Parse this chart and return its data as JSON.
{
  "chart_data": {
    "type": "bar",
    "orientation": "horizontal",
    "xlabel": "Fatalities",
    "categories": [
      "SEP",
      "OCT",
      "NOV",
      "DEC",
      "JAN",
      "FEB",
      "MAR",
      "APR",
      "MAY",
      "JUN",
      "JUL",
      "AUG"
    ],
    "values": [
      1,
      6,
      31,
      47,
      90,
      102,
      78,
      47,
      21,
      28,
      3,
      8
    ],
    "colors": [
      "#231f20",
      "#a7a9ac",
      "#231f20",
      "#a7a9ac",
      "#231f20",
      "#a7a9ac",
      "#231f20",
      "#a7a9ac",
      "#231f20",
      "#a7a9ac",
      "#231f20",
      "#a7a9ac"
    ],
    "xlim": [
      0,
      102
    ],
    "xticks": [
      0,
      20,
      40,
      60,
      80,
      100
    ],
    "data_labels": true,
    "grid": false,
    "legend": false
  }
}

→ SHORT TASK: Each line in the material above must be retyped without alteration.

→ RESULT OF THIS EXERCISE:
Parse this chart and return its data as JSON.
{
  "chart_data": {
    "type": "bar",
    "orientation": "horizontal",
    "xlabel": "Fatalities",
    "categories": [
      "SEP",
      "OCT",
      "NOV",
      "DEC",
      "JAN",
      "FEB",
      "MAR",
      "APR",
      "MAY",
      "JUN",
      "JUL",
      "AUG"
    ],
    "values": [
      1,
      6,
      31,
      47,
      90,
      102,
      78,
      47,
      21,
      28,
      3,
      8
    ],
    "colors": [
      "#231f20",
      "#a7a9ac",
      "#231f20",
      "#a7a9ac",
      "#231f20",
      "#a7a9ac",
      "#231f20",
      "#a7a9ac",
      "#231f20",
      "#a7a9ac",
      "#231f20",
      "#a7a9ac"
    ],
    "xlim": [
      0,
      102
    ],
    "xticks": [
      0,
      20,
      40,
      60,
      80,
      100
    ],
    "data_labels": true,
    "grid": false,
    "legend": false
  }
}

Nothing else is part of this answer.